Stored entries:
◆ ◆ ◆ ◆ ◆ ◆ ◆
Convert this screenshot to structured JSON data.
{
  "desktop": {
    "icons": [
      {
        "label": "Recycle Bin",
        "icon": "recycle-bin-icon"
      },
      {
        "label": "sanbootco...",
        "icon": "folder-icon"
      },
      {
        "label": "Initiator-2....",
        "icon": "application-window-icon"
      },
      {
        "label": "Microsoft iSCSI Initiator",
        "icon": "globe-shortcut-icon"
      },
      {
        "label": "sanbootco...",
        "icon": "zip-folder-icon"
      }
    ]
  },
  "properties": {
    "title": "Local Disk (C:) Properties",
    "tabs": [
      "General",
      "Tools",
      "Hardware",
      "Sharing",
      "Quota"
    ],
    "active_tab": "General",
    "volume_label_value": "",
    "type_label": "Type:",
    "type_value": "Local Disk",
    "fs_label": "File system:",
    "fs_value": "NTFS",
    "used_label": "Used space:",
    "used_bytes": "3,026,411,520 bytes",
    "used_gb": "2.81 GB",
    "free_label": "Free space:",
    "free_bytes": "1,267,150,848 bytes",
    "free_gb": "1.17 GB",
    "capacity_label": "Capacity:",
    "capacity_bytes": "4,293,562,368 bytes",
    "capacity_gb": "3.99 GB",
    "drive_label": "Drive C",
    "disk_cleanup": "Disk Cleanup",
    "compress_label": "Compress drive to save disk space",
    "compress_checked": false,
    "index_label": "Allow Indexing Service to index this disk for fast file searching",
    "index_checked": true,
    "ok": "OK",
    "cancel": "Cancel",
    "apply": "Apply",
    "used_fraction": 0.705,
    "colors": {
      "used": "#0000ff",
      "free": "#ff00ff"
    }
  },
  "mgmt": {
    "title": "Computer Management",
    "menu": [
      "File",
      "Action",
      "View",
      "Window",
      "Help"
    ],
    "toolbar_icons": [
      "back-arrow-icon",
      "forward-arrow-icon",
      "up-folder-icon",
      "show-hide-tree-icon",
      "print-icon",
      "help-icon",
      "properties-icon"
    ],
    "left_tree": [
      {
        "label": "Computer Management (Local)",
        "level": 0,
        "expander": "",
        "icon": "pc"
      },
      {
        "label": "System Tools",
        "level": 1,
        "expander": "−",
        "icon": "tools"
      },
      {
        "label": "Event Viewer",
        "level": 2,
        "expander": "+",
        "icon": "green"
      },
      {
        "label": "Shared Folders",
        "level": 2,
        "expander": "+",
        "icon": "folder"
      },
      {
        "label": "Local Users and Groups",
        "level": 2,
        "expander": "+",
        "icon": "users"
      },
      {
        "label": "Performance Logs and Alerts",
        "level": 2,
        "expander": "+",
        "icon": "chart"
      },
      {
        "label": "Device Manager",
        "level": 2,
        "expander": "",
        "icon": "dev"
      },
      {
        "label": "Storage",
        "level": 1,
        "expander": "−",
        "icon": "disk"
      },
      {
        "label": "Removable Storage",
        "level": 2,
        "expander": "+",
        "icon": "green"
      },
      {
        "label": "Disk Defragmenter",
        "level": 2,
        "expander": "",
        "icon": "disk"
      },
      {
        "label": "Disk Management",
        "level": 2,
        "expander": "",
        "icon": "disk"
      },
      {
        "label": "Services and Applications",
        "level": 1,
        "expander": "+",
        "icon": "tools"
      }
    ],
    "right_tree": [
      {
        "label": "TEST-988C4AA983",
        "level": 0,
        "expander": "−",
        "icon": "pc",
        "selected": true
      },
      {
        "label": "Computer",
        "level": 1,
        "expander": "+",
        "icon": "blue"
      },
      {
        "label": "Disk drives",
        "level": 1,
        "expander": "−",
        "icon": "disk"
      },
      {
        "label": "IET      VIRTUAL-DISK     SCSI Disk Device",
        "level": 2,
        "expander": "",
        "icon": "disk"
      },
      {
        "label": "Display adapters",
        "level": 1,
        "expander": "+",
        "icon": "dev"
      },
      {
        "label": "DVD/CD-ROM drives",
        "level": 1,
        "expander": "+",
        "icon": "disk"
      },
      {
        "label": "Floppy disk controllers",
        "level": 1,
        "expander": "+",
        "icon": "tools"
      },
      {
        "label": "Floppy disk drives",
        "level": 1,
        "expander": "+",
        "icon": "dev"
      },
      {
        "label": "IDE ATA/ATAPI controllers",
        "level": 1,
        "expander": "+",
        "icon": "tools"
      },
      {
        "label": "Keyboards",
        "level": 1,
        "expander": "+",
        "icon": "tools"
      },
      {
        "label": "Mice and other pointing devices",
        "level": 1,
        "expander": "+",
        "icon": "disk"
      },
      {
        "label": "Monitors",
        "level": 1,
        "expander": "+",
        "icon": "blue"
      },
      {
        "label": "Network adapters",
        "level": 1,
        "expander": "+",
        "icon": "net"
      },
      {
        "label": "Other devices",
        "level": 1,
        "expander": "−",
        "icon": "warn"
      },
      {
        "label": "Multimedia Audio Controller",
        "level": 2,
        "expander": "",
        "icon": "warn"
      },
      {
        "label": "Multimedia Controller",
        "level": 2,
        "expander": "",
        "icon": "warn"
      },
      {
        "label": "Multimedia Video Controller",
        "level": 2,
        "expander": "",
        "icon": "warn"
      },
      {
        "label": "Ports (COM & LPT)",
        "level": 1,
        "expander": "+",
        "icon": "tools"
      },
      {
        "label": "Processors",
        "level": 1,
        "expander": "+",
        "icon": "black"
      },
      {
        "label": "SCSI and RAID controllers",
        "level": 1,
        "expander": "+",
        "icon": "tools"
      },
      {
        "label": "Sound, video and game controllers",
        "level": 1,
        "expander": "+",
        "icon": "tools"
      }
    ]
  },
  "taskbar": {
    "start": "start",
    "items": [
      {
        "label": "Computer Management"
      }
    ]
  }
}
◆ ◆ ◆ ◆ ◆ ◆ ◆
What this task involves: Copy each line from the data above that includes "controllers".

Complete answer:
        "label": "Floppy disk controllers",
        "label": "IDE ATA/ATAPI controllers",
        "label": "SCSI and RAID controllers",
        "label": "Sound, video and game controllers",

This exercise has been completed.